All records are to be retyped faithfully and completely.

+ + + +

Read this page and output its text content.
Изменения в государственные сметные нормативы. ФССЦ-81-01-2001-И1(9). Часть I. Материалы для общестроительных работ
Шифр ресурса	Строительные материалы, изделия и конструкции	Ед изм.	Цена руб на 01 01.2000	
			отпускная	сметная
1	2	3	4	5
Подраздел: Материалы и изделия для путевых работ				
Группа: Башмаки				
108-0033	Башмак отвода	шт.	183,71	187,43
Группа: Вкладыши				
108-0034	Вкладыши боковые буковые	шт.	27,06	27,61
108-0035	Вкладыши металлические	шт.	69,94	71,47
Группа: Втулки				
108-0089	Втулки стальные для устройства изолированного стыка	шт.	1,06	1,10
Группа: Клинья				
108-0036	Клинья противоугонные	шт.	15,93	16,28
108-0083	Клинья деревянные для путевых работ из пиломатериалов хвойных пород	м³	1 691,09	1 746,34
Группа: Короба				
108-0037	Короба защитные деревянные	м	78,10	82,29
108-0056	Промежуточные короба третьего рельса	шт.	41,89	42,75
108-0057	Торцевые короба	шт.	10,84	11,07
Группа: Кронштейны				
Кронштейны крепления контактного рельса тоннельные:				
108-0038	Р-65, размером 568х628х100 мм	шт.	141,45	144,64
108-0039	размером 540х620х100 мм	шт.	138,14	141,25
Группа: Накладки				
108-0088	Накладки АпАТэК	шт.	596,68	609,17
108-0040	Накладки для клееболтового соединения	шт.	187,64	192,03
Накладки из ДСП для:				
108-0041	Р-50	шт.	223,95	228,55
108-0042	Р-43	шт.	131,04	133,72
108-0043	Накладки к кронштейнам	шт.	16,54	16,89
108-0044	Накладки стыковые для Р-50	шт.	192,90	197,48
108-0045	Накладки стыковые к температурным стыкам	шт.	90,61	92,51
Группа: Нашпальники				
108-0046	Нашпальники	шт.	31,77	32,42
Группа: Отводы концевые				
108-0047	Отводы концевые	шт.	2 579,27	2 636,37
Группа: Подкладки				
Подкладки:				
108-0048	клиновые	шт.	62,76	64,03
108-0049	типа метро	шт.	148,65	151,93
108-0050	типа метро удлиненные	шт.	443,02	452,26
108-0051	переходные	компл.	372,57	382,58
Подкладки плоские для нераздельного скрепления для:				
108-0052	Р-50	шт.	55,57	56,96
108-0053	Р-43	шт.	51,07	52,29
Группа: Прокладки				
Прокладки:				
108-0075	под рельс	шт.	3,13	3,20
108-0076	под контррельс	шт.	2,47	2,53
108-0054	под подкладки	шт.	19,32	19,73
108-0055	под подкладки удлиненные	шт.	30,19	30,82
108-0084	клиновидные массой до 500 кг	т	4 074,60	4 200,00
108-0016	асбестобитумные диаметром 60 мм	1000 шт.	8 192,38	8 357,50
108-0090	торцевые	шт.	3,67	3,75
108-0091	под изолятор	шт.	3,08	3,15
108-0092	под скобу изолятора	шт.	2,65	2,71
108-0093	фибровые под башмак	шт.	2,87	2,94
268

+ + + +

Finished exercise
Read this page and output its text content.
Изменения в государственные сметные нормативы. ФССЦ-81-01-2001-И1(9). Часть I. Материалы для общестроительных работ
Шифр ресурса	Строительные материалы, изделия и конструкции	Ед изм.	Цена руб на 01 01.2000	
			отпускная	сметная
1	2	3	4	5
Подраздел: Материалы и изделия для путевых работ				
Группа: Башмаки				
108-0033	Башмак отвода	шт.	183,71	187,43
Группа: Вкладыши				
108-0034	Вкладыши боковые буковые	шт.	27,06	27,61
108-0035	Вкладыши металлические	шт.	69,94	71,47
Группа: Втулки				
108-0089	Втулки стальные для устройства изолированного стыка	шт.	1,06	1,10
Группа: Клинья				
108-0036	Клинья противоугонные	шт.	15,93	16,28
108-0083	Клинья деревянные для путевых работ из пиломатериалов хвойных пород	м³	1 691,09	1 746,34
Группа: Короба				
108-0037	Короба защитные деревянные	м	78,10	82,29
108-0056	Промежуточные короба третьего рельса	шт.	41,89	42,75
108-0057	Торцевые короба	шт.	10,84	11,07
Группа: Кронштейны				
Кронштейны крепления контактного рельса тоннельные:				
108-0038	Р-65, размером 568х628х100 мм	шт.	141,45	144,64
108-0039	размером 540х620х100 мм	шт.	138,14	141,25
Группа: Накладки				
108-0088	Накладки АпАТэК	шт.	596,68	609,17
108-0040	Накладки для клееболтового соединения	шт.	187,64	192,03
Накладки из ДСП для:				
108-0041	Р-50	шт.	223,95	228,55
108-0042	Р-43	шт.	131,04	133,72
108-0043	Накладки к кронштейнам	шт.	16,54	16,89
108-0044	Накладки стыковые для Р-50	шт.	192,90	197,48
108-0045	Накладки стыковые к температурным стыкам	шт.	90,61	92,51
Группа: Нашпальники				
108-0046	Нашпальники	шт.	31,77	32,42
Группа: Отводы концевые				
108-0047	Отводы концевые	шт.	2 579,27	2 636,37
Группа: Подкладки				
Подкладки:				
108-0048	клиновые	шт.	62,76	64,03
108-0049	типа метро	шт.	148,65	151,93
108-0050	типа метро удлиненные	шт.	443,02	452,26
108-0051	переходные	компл.	372,57	382,58
Подкладки плоские для нераздельного скрепления для:				
108-0052	Р-50	шт.	55,57	56,96
108-0053	Р-43	шт.	51,07	52,29
Группа: Прокладки				
Прокладки:				
108-0075	под рельс	шт.	3,13	3,20
108-0076	под контррельс	шт.	2,47	2,53
108-0054	под подкладки	шт.	19,32	19,73
108-0055	под подкладки удлиненные	шт.	30,19	30,82
108-0084	клиновидные массой до 500 кг	т	4 074,60	4 200,00
108-0016	асбестобитумные диаметром 60 мм	1000 шт.	8 192,38	8 357,50
108-0090	торцевые	шт.	3,67	3,75
108-0091	под изолятор	шт.	3,08	3,15
108-0092	под скобу изолятора	шт.	2,65	2,71
108-0093	фибровые под башмак	шт.	2,87	2,94
268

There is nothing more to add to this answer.